(Stored entries)
* * * * * * *

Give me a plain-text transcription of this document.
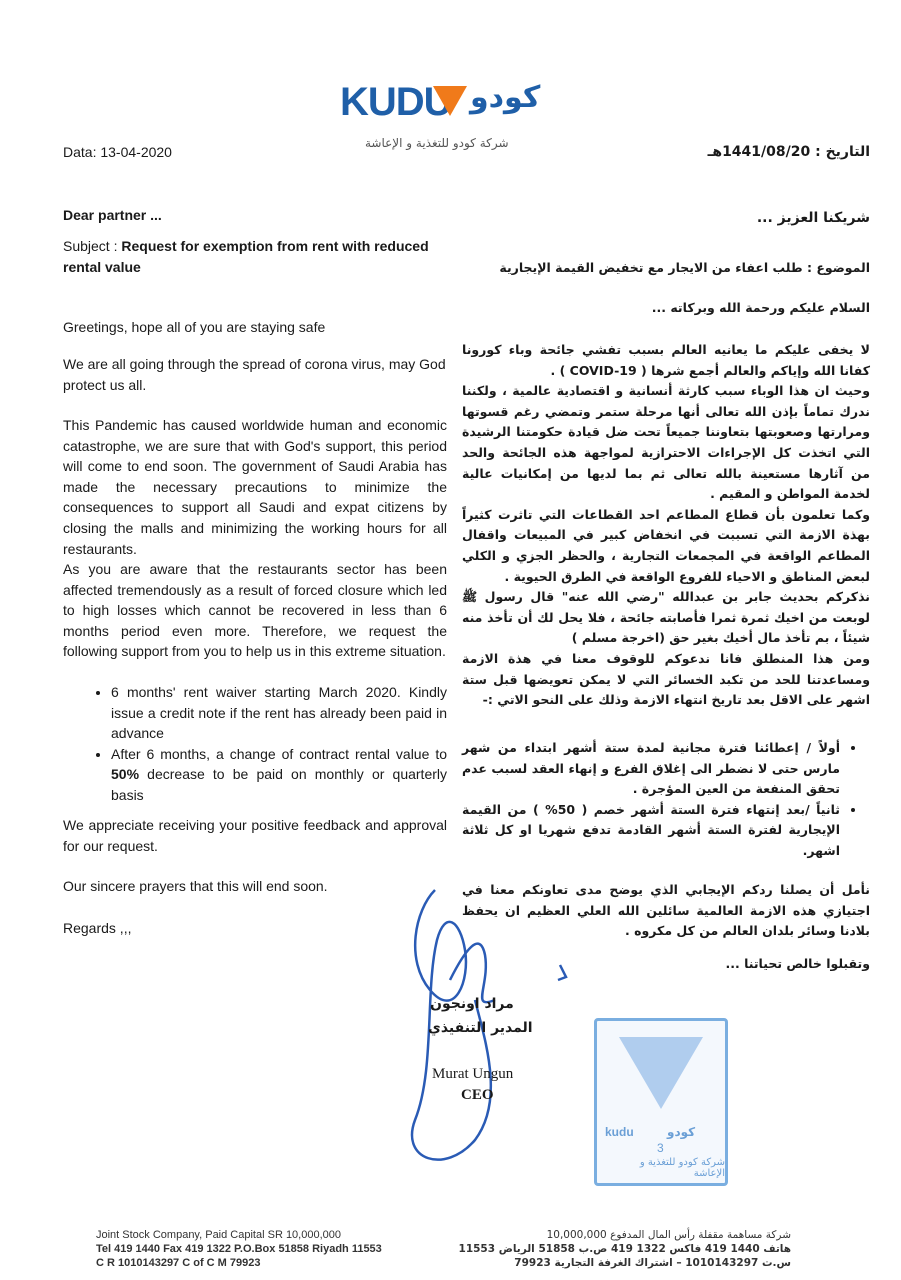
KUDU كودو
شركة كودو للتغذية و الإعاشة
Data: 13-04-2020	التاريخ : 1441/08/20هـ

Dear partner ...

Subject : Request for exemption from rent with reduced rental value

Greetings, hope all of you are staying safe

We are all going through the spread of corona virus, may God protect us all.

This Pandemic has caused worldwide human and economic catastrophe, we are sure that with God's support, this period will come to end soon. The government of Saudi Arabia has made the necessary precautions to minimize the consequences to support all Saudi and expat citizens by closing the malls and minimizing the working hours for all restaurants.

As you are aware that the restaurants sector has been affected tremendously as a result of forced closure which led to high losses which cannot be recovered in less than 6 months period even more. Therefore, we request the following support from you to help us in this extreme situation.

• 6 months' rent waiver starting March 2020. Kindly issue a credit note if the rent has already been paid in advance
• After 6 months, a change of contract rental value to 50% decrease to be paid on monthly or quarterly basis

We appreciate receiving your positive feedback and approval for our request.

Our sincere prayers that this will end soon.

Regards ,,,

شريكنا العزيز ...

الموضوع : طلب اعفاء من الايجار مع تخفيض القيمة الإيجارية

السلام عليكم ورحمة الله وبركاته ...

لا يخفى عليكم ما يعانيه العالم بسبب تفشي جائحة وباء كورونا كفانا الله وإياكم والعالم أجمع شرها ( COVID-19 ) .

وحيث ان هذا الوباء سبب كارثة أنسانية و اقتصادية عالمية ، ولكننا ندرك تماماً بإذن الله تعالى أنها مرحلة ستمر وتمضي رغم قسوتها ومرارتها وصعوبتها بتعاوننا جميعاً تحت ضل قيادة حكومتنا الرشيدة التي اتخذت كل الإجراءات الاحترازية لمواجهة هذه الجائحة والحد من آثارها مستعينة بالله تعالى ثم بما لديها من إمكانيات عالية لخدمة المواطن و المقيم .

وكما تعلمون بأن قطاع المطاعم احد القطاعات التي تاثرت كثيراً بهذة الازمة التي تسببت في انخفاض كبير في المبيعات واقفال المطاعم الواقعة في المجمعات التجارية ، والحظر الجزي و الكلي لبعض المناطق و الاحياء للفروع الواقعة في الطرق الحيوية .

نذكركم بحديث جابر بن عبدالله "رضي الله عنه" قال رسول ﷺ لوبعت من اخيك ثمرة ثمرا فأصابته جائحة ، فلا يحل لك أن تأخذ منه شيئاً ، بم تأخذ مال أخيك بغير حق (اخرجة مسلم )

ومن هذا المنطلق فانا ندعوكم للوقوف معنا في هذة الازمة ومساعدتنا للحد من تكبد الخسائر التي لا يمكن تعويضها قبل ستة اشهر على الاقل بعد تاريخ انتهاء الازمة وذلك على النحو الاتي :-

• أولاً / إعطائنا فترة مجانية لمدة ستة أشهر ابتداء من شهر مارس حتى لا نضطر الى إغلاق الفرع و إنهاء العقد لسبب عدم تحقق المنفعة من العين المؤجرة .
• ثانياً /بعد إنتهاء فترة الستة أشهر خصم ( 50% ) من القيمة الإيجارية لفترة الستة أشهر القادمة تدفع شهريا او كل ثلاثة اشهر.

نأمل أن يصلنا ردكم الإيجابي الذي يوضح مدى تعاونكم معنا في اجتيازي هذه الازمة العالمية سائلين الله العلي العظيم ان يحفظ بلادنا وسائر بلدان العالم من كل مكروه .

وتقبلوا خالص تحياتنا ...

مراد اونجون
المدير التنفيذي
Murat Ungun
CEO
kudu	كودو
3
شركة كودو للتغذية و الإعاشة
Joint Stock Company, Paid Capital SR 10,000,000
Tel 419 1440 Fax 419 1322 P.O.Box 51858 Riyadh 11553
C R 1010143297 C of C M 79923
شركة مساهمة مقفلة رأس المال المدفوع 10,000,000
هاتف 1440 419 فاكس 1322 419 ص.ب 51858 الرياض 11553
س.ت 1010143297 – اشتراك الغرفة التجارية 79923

* * * * * * *

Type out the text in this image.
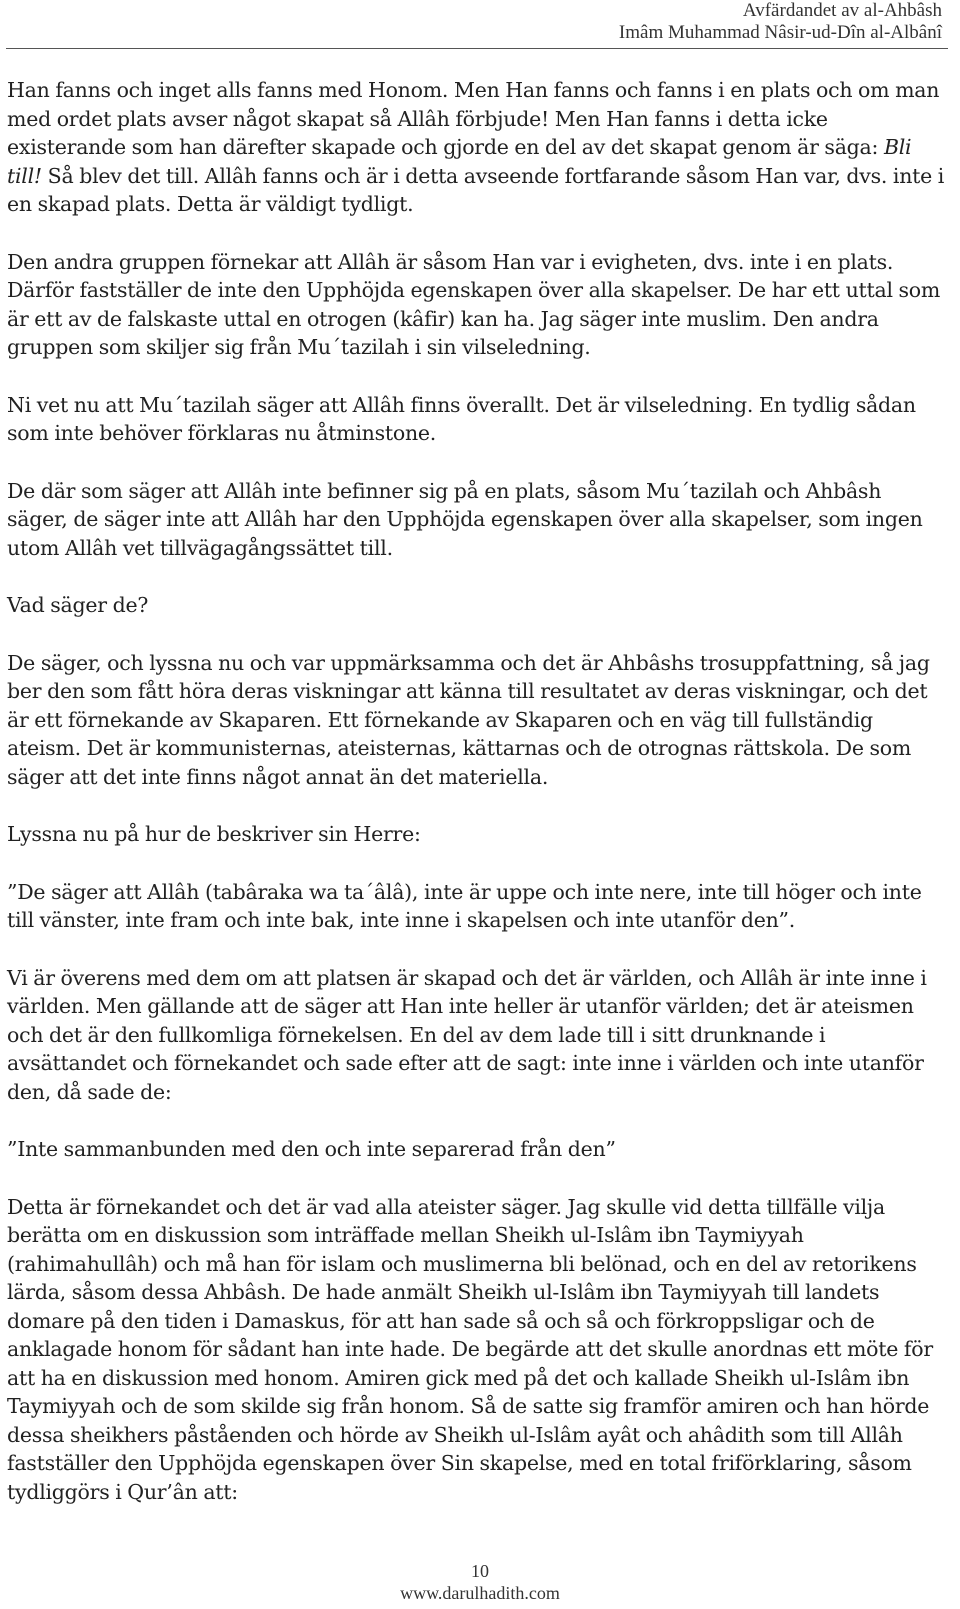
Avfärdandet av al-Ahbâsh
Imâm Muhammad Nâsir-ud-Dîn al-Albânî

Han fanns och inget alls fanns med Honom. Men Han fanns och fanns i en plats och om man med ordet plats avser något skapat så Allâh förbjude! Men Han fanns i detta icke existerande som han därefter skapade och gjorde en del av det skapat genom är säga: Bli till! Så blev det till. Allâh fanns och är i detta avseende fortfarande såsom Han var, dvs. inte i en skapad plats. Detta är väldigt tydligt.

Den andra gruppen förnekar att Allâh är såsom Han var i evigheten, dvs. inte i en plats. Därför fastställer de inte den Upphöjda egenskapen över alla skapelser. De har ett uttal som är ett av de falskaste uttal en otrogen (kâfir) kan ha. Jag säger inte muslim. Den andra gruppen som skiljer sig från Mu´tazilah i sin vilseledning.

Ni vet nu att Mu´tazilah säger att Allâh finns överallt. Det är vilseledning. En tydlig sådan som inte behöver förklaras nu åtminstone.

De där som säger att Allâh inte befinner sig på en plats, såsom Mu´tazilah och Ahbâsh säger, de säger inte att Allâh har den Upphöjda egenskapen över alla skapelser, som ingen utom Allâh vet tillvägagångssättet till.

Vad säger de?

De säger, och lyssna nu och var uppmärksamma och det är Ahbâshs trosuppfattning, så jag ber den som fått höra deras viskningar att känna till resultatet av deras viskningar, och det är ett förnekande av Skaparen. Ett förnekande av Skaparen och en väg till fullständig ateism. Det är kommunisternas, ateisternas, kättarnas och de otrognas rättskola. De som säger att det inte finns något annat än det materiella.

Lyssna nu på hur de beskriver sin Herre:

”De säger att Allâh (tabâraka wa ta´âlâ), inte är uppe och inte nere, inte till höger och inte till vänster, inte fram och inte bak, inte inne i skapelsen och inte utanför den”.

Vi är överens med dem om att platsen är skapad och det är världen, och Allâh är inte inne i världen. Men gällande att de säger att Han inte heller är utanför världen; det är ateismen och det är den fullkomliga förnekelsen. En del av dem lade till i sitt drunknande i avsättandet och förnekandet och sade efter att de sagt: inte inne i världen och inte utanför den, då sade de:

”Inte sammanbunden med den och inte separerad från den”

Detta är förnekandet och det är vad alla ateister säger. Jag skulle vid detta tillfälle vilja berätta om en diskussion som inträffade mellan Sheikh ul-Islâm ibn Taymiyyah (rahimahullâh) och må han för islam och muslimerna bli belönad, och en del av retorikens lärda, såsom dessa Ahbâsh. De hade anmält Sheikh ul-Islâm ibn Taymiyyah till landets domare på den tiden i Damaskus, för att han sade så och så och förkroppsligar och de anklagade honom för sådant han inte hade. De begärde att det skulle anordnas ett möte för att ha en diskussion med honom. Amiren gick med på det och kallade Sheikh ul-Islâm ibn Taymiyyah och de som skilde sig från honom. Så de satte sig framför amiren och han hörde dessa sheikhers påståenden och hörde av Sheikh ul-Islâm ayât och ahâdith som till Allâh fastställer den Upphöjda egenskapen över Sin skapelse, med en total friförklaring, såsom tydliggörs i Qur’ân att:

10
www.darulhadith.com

* * * * * * *

If a line in the data holds the string "rental", copy that line.

Subject : Request for exemption from rent with reduced rental value
• After 6 months, a change of contract rental value to 50% decrease to be paid on monthly or quarterly basis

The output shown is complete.